=== Extrahierter Text ===

Aus der Gottesebenbildlichkeit des Kindes ergeben sich auch die pädagogischen Ziele: Weil der Heranwachsende mit anderen Menschen zusammenlebt, zählt dazu das Erlangen von Gemeinschaftsfähigkeit; weil der Mensch von Gott als Verwalter auf dieser Erde eingesetzt ist, die Ausbildung von Verantwortlichkeit und Denkvermögen. Da Gott ein schöpferischer Gott ist, stellt die Förderung der Kreativität ein weiteres Ziel dar. Da der Leib des Christen der Tempel des Heiligen Geistes ist, kommt es darauf an, dass das Kind seine Personhaftigkeit und Körperlichkeit entfalten kann. Abschließend wird die Förderung der Integriertheit genannt. Darunter versteht der Autor das Erreichen einer inneren Harmonie zwischen Geist, Leib und Seele, bei der der Lebensstil des Kindes von dem Bemühen geprägt ist, Gottes Willen zu erfüllen, ohne in einer perfektionistischen Weise ständig mehr leisten zu wollen als es kann.

Das dritte Hauptziel, die Hinführung des Kindes zur Gemeinde, ergibt sich aus den Aussagen des Neuen Testaments. Die Gemeinde ist für den Heranwachsenden ein Ort des Lernens. Dies geschieht nicht nur durch Belehrung sondern in hohem Maße auch durch das was ein Kind dort sieht und erlebt.

"Was passiert, wenn wir diese Ziele in der Erziehung nicht erreichen?" fragt der Autor schließlich und räumt ein, dass es immer auch auf den Willen des Kindes ankommt, aktiv an seiner Erziehung mitzuwirken. Tatsächlich stellt sich diese Frage mehrfach bei der Lektüre. Doch auch wenn Mauersberger einräumt, dass mit dieser Möglichkeit gerechnet werden muss, und versucht, die betroffenen Eltern bzw. Erzieher zu beruhigen, erweckt er doch immer wieder den Anschein: Wenn sich ein Kind nicht Jesus Christus als seinem Herrn unterstellt, sind alle anderen pädagogischen Bemühungen eigentlich sinnlos.

=== Datenzeilen ===
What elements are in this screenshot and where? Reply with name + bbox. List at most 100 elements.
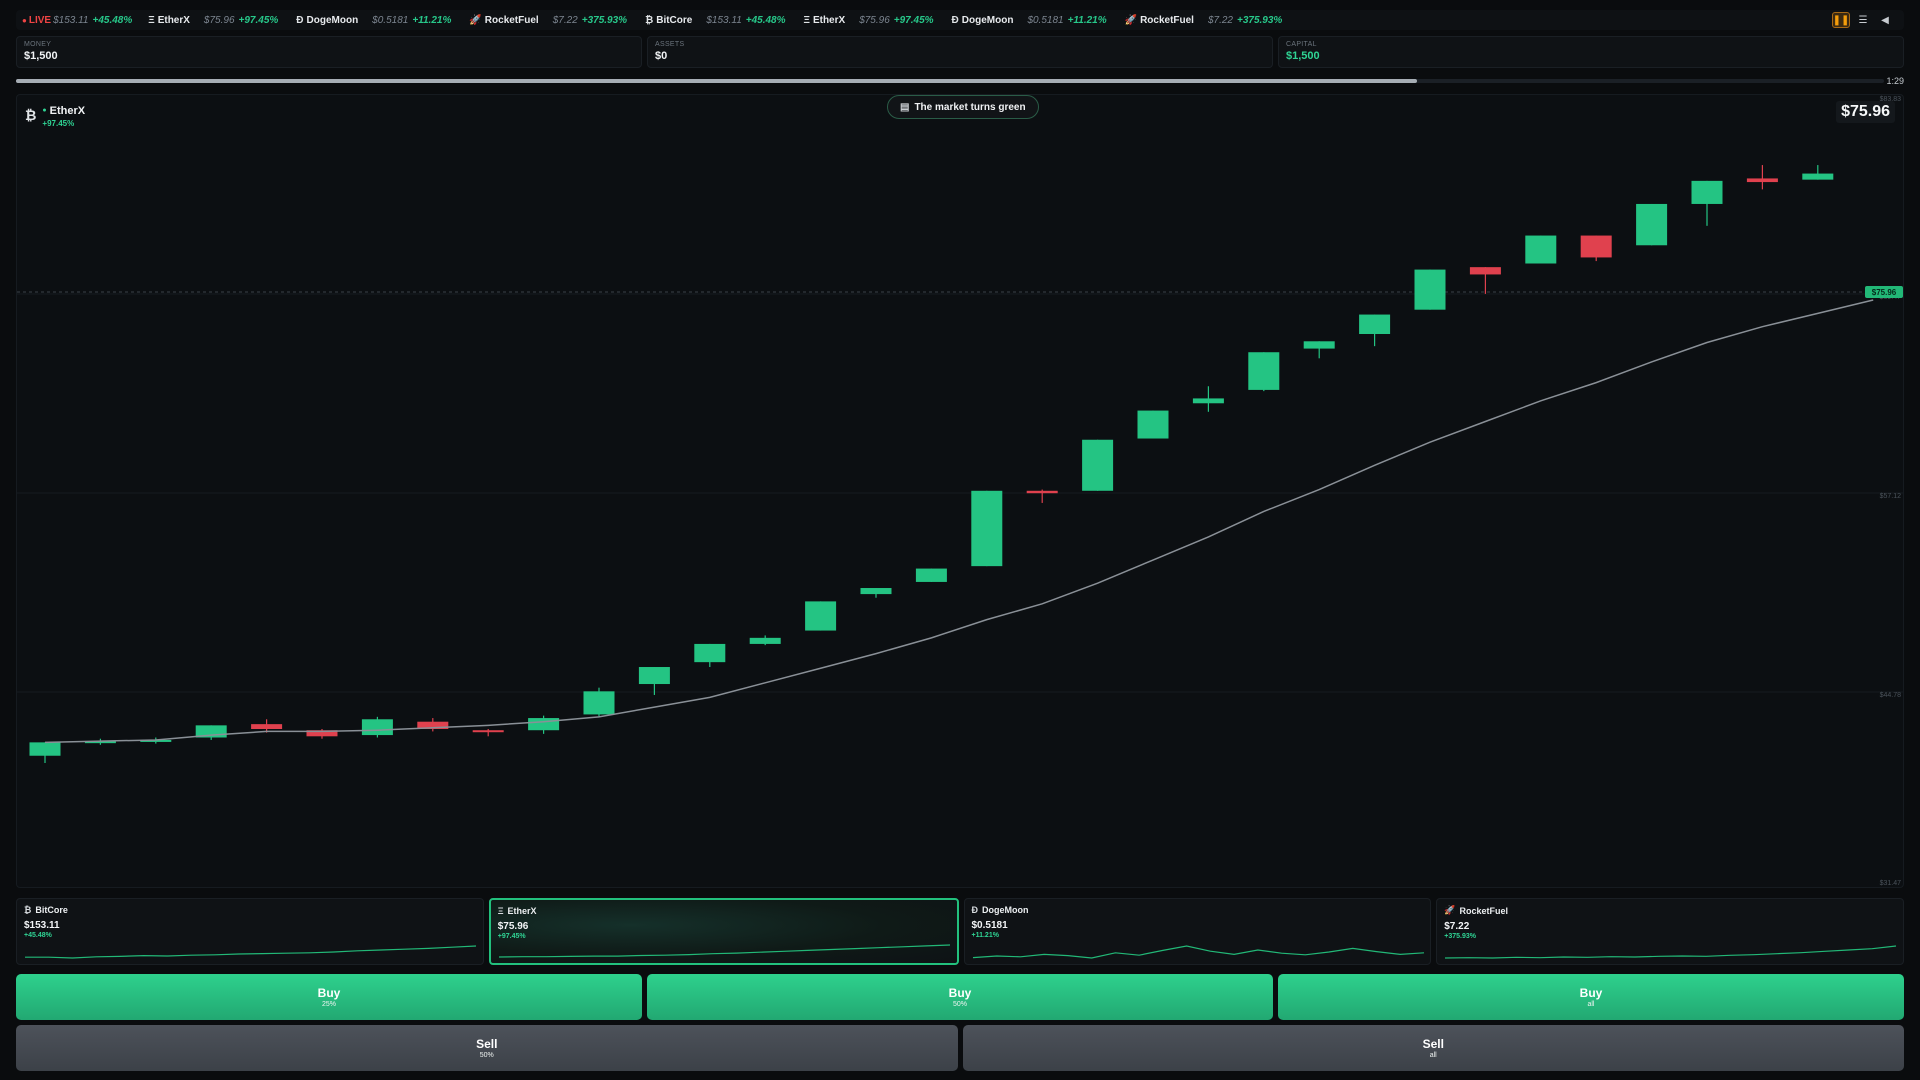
capital-stat: CAPITAL $1,500	[1278, 36, 1904, 68]
assets-label: ASSETS	[655, 41, 685, 48]
candle-up	[1802, 173, 1834, 180]
asset-card-name: RocketFuel	[1459, 905, 1508, 916]
y-tick-label: $31.47	[1880, 880, 1902, 887]
price-chart: $83.83$69.47$57.12$44.78$31.47$75.96 ₿ ●…	[16, 94, 1904, 888]
y-tick-label: $57.12	[1880, 493, 1902, 500]
candle-down	[472, 730, 504, 733]
sell-label: Sell	[1422, 1037, 1444, 1051]
stats-bar: MONEY $1,500 ASSETS $0 CAPITAL $1,500	[16, 36, 1904, 68]
sparkline-path	[972, 945, 1424, 959]
live-dot-icon: ●	[22, 15, 27, 25]
asset-card-name: DogeMoon	[982, 905, 1029, 915]
candle-down	[1746, 178, 1778, 183]
candle-down	[1469, 267, 1501, 275]
pause-icon[interactable]: ❚❚	[1832, 12, 1850, 28]
rocket-icon: 🚀	[1124, 14, 1138, 26]
money-stat: MONEY $1,500	[16, 36, 642, 68]
asset-card-name: EtherX	[507, 906, 537, 916]
candle-up	[694, 643, 726, 663]
money-value: $1,500	[24, 50, 58, 62]
ticker-change: +45.48%	[745, 14, 786, 26]
candle-up	[361, 719, 393, 736]
etherx-icon: Ξ	[497, 906, 504, 916]
buy-50-button[interactable]: Buy 50%	[647, 974, 1273, 1020]
sell-amount: all	[1429, 1052, 1437, 1059]
current-price: $75.96	[1836, 101, 1895, 123]
money-label: MONEY	[24, 41, 52, 48]
asset-card-name: BitCore	[35, 905, 68, 915]
ticker-name: EtherX	[157, 14, 190, 26]
candle-up	[1192, 398, 1224, 404]
ticker-item: $153.11 +45.48%	[53, 15, 132, 26]
etherx-icon: Ξ	[803, 14, 810, 26]
buy-buttons: Buy 25% Buy 50% Buy all	[16, 974, 1904, 1020]
ticker-controls: ❚❚ ☰ ◀	[1832, 12, 1894, 28]
chart-header: ₿ ● EtherX +97.45%	[25, 105, 85, 128]
ticker-name: RocketFuel	[1140, 14, 1194, 26]
ticker-price: $0.5181	[372, 14, 409, 26]
candle-up	[1414, 269, 1446, 310]
ticker-name: RocketFuel	[484, 14, 539, 26]
buy-25-button[interactable]: Buy 25%	[16, 974, 642, 1020]
asset-card-dogemoon[interactable]: Ð DogeMoon $0.5181 +11.21%	[963, 898, 1432, 965]
ticker-change: +11.21%	[1067, 14, 1107, 26]
menu-icon[interactable]: ☰	[1854, 12, 1872, 28]
ticker-change: +97.45%	[893, 14, 934, 26]
ticker-item: Ð DogeMoon $0.5181 +11.21%	[952, 15, 1107, 26]
sparkline-path	[498, 944, 950, 958]
asset-card-bitcore[interactable]: ₿ BitCore $153.11 +45.48%	[16, 898, 484, 965]
buy-all-button[interactable]: Buy all	[1278, 974, 1904, 1020]
ticker-price: $75.96	[859, 14, 890, 26]
sell-buttons: Sell 50% Sell all	[16, 1025, 1904, 1071]
candle-up	[1525, 235, 1557, 264]
sell-all-button[interactable]: Sell all	[962, 1025, 1904, 1071]
moving-average-line	[44, 299, 1874, 744]
asset-card-etherx[interactable]: Ξ EtherX $75.96 +97.45%	[488, 898, 959, 965]
assets-value: $0	[655, 50, 668, 62]
ticker-item: Ð DogeMoon $0.5181 +11.21%	[296, 15, 451, 26]
sparkline	[1445, 945, 1897, 959]
assets-stat: ASSETS $0	[647, 36, 1273, 68]
asset-cards: ₿ BitCore $153.11 +45.48% Ξ EtherX $75.96 …	[16, 898, 1904, 965]
asset-card-change: +375.93%	[1444, 933, 1476, 940]
buy-amount: all	[1587, 1001, 1595, 1008]
ticker-item: Ξ EtherX $75.96 +97.45%	[804, 15, 934, 26]
candle-up	[1137, 410, 1169, 439]
live-indicator: ● LIVE	[22, 15, 51, 26]
asset-card-price: $75.96	[497, 921, 529, 932]
current-price-tag-text: $75.96	[1872, 288, 1897, 297]
buy-amount: 50%	[952, 1001, 967, 1008]
y-tick-label: $44.78	[1880, 692, 1902, 699]
sell-amount: 50%	[479, 1052, 494, 1059]
sell-50-button[interactable]: Sell 50%	[16, 1025, 958, 1071]
ticker-price: $0.5181	[1027, 14, 1064, 26]
bitcoin-icon: ₿	[24, 905, 32, 915]
candle-down	[251, 724, 283, 729]
asset-card-rocketfuel[interactable]: 🚀 RocketFuel $7.22 +375.93%	[1436, 898, 1904, 965]
asset-card-change: +11.21%	[971, 932, 999, 939]
etherx-icon: Ξ	[148, 14, 155, 26]
rocket-icon: 🚀	[469, 14, 482, 26]
sound-icon[interactable]: ◀	[1876, 12, 1894, 28]
candle-down	[1580, 235, 1612, 258]
rocket-icon: 🚀	[1444, 905, 1456, 915]
chart-asset-change: +97.45%	[42, 119, 75, 128]
news-banner: ▤ The market turns green	[887, 95, 1039, 119]
asset-card-price: $153.11	[24, 920, 60, 931]
candle-up	[583, 691, 615, 715]
candle-up	[528, 718, 560, 731]
sell-label: Sell	[476, 1037, 498, 1051]
round-timer-bar	[16, 79, 1884, 83]
buy-amount: 25%	[321, 1001, 336, 1008]
asset-card-change: +97.45%	[497, 933, 526, 940]
ticker-item: 🚀 RocketFuel $7.22 +375.93%	[1125, 15, 1283, 26]
ticker-name: DogeMoon	[306, 14, 359, 26]
buy-label: Buy	[317, 986, 341, 1000]
sparkline	[498, 944, 950, 958]
candle-up	[29, 742, 61, 756]
ticker-name: DogeMoon	[961, 14, 1014, 26]
chart-asset-label: EtherX	[49, 105, 86, 117]
ticker-name: EtherX	[812, 14, 846, 26]
chart-asset-name: ● EtherX	[42, 105, 85, 117]
asset-card-price: $7.22	[1444, 921, 1470, 932]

=== Aufgabenstellung ===
Führen Sie den extrahierten Text über christliche Erziehungsziele im Anschluss an seinen letzten Satz weiter.

=== Antwort zur Aufgabe ===
Es folgen Ausführungen zu Liebe und Gehorsam als pädagogischen Prinzipien, von denen Erziehung geprägt sein sollte und im Anschluss daran zu den biblischen Erziehungsmitteln: Belehrung, Ermutigung, Vorbild, Zurechtweisung und Strafe, deren praktische Umsetzung für die Erziehung von Kindern in verschiedenen Altersstufen entfaltet werden.

Erstaunlich ist, dass der Autor hier plötzlich Erkenntnisse der vorher so gescholtenen Erziehungswissenschaft und Religionspädagogik aufnimmt und entsprechende Autoren als Stütze seiner Ausführungen zitiert.

Den Abschluss des ersten Bandes bilden gemeindepädagogische Überlegungen des Autors. Seiner Meinung nach erstreckt sich die pädagogische Verantwortung der Gemeinde von der Unterstützung der Eltern bei der familiären Erziehung über die Kinder-, Jungschar und Jugendarbeit bis hin zur Gründung von christlichen Schulen, Lehrerseminaren und Universitäten sowie dem Engagement in der Erwachsenenbildung.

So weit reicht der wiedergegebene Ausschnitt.